(Data entries)
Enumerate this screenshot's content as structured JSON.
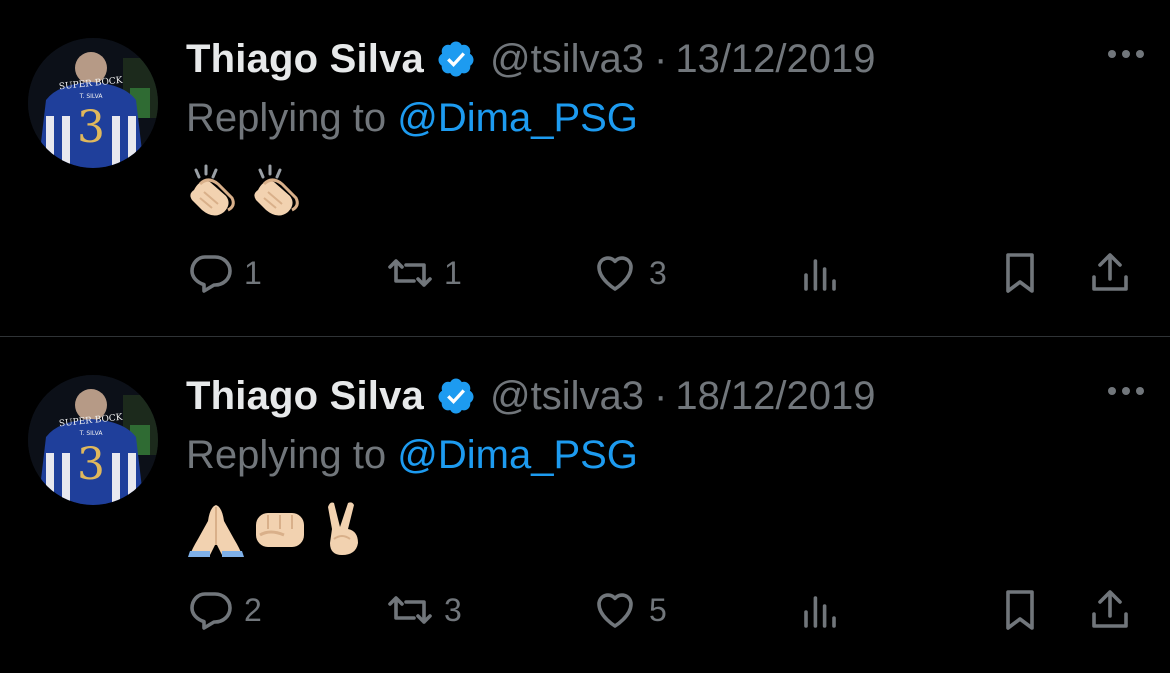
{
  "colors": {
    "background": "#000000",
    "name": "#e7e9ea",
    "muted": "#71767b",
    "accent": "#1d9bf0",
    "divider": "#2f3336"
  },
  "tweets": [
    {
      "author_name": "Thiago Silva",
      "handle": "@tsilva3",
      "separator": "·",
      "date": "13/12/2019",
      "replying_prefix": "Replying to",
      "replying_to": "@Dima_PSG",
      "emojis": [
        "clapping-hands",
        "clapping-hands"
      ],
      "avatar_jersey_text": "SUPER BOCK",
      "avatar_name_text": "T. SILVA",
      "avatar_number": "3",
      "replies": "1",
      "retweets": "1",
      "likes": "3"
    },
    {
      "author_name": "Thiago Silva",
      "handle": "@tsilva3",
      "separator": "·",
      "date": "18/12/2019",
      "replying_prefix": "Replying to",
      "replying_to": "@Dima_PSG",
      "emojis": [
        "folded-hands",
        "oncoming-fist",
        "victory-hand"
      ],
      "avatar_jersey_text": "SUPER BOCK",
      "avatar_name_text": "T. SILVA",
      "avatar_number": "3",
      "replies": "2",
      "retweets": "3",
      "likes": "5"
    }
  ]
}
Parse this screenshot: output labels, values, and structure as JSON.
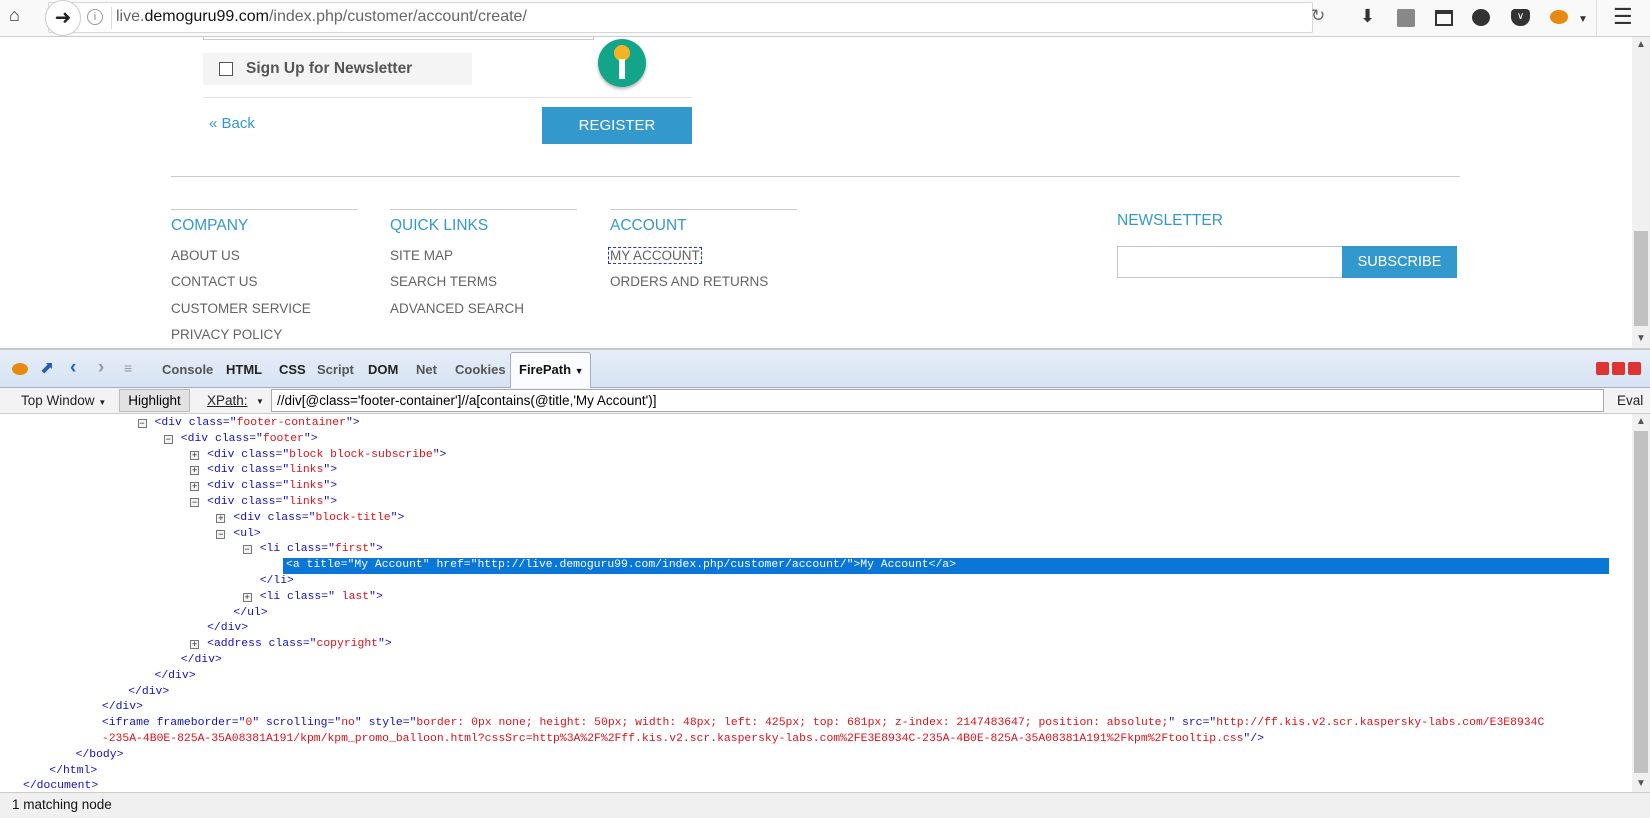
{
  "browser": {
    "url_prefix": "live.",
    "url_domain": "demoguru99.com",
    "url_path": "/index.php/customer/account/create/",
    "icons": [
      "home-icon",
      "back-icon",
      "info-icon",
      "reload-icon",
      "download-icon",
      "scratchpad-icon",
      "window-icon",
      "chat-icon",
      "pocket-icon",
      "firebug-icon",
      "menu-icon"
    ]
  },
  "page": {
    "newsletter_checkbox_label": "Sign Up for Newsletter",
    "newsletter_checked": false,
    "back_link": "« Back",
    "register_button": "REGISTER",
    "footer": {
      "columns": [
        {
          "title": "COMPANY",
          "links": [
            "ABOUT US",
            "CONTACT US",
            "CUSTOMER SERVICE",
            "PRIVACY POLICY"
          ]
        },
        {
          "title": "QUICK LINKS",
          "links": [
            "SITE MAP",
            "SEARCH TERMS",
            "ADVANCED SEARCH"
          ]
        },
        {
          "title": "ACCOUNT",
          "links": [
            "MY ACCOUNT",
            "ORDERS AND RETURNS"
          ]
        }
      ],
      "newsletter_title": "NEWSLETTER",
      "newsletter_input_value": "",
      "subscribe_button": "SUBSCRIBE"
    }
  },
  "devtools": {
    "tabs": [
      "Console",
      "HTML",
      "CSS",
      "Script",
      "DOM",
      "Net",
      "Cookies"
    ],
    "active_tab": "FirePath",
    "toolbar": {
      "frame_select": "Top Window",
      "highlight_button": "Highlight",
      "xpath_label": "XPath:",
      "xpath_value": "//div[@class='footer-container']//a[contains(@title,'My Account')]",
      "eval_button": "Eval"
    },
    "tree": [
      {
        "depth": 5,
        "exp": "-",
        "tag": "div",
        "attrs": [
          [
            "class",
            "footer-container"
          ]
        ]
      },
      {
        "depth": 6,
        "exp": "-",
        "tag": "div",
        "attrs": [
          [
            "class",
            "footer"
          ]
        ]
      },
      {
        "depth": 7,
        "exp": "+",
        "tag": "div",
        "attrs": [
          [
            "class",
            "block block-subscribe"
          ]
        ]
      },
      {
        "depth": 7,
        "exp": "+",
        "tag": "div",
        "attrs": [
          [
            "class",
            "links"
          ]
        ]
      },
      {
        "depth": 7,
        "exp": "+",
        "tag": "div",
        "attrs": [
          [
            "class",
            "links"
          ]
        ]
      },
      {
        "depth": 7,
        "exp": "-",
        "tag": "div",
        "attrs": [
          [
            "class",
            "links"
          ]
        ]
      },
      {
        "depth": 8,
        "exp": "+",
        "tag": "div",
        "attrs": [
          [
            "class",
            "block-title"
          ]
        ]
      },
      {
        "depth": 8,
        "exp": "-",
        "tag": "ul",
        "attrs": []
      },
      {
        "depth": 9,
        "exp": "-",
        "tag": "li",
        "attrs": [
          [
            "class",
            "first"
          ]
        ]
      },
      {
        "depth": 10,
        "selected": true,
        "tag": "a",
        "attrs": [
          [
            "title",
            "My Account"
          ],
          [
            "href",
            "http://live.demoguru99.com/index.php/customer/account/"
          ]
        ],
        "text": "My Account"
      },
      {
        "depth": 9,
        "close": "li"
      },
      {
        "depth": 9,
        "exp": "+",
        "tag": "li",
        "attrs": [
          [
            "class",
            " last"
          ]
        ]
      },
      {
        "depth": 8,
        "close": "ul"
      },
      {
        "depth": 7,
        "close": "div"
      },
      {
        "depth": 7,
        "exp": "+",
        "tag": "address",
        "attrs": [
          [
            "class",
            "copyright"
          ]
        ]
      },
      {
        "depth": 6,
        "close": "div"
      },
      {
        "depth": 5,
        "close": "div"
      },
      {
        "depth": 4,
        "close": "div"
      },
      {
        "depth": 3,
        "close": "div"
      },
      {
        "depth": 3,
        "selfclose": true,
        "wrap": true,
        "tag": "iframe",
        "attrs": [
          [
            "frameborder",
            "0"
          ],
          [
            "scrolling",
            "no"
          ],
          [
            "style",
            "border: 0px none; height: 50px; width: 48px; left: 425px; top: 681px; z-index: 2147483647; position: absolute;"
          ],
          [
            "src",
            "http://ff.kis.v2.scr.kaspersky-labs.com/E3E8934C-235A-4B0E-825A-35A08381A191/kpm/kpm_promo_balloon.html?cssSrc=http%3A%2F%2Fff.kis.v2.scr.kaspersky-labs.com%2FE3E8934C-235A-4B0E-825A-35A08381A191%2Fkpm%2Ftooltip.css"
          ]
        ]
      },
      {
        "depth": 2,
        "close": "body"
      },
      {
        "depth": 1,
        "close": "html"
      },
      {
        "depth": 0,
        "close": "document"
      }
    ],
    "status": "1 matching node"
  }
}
...
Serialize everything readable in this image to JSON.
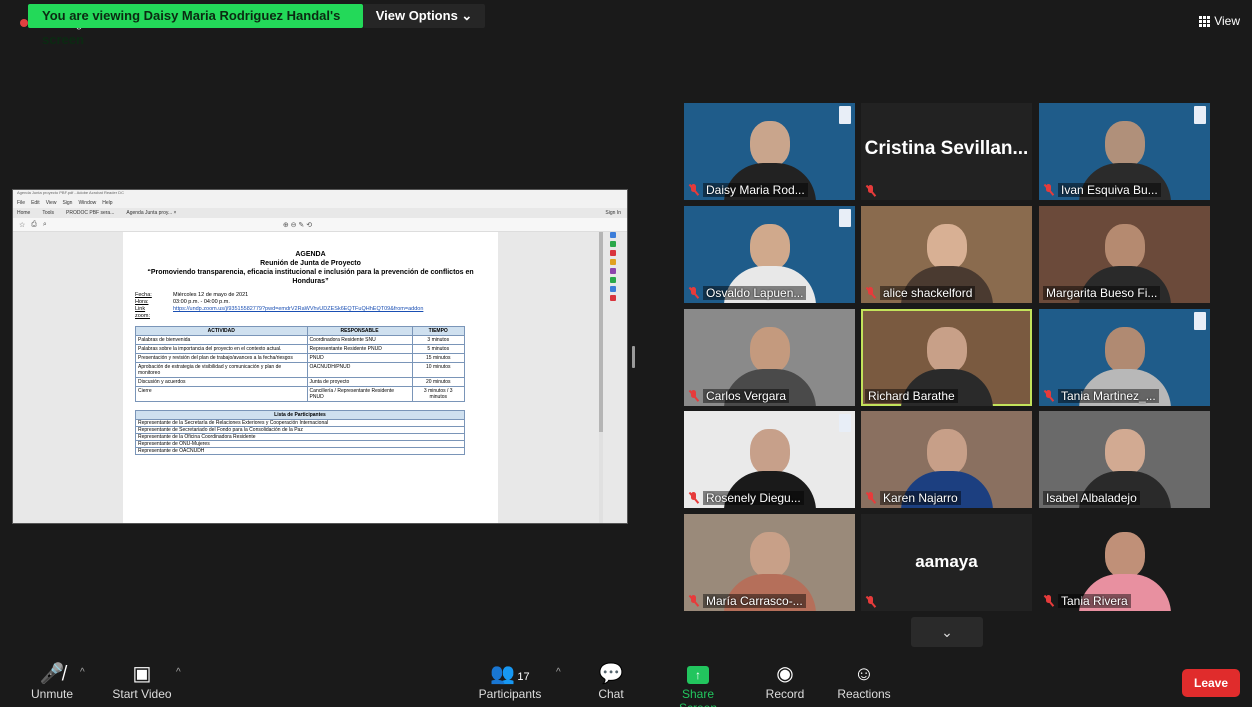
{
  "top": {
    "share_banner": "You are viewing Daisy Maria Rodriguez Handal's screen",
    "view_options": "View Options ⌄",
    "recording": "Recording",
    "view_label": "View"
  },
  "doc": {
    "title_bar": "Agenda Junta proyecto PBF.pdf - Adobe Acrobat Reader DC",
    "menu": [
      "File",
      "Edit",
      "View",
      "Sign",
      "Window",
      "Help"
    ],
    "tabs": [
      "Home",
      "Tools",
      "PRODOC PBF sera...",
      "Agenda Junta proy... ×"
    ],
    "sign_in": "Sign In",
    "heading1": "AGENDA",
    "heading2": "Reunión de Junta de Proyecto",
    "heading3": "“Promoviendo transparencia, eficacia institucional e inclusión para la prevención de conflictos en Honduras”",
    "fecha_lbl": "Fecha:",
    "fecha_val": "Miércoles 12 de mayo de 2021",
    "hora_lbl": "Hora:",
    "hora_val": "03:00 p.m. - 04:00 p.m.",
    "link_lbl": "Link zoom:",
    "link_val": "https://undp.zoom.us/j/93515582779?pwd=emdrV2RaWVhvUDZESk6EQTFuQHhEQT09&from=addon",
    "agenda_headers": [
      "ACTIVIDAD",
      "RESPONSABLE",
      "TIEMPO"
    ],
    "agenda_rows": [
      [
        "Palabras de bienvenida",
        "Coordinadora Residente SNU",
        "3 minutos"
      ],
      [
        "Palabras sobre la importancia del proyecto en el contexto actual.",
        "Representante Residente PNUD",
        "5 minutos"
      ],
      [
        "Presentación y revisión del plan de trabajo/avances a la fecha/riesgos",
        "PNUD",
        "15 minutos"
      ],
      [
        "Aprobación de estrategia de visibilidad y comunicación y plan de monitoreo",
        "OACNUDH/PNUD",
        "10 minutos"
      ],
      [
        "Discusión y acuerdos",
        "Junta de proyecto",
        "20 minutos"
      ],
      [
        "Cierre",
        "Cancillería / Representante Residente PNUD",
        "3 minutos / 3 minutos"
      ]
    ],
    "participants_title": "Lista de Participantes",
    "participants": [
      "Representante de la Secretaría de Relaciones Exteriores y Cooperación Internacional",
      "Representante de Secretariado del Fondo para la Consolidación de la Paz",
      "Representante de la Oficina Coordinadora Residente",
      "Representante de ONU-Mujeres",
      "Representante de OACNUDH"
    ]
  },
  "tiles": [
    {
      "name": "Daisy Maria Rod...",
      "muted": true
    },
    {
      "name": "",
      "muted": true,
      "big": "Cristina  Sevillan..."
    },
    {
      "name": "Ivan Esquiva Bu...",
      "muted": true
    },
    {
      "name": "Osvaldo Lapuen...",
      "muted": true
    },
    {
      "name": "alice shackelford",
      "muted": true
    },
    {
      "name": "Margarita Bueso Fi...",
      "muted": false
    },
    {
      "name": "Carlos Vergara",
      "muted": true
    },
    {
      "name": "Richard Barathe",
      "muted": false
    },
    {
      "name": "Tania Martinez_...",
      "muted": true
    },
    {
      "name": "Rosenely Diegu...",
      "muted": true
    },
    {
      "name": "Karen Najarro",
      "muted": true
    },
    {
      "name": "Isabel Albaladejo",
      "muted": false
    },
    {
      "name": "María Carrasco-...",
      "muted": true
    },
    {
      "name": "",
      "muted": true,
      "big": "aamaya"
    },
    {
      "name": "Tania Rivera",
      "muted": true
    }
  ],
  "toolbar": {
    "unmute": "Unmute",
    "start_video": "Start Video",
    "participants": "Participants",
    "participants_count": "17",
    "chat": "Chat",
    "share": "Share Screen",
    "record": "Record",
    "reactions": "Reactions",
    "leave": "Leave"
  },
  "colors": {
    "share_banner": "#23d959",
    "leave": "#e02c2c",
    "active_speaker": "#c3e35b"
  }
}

• [Exercise aim]: Pull out all lines containing the word "this" from the entries above.

• [Result below]:
Enumerate this screenshot's content as structured JSON.
Parse this screenshot: output labels, values, and structure as JSON.
Serialize everything readable in this image to JSON.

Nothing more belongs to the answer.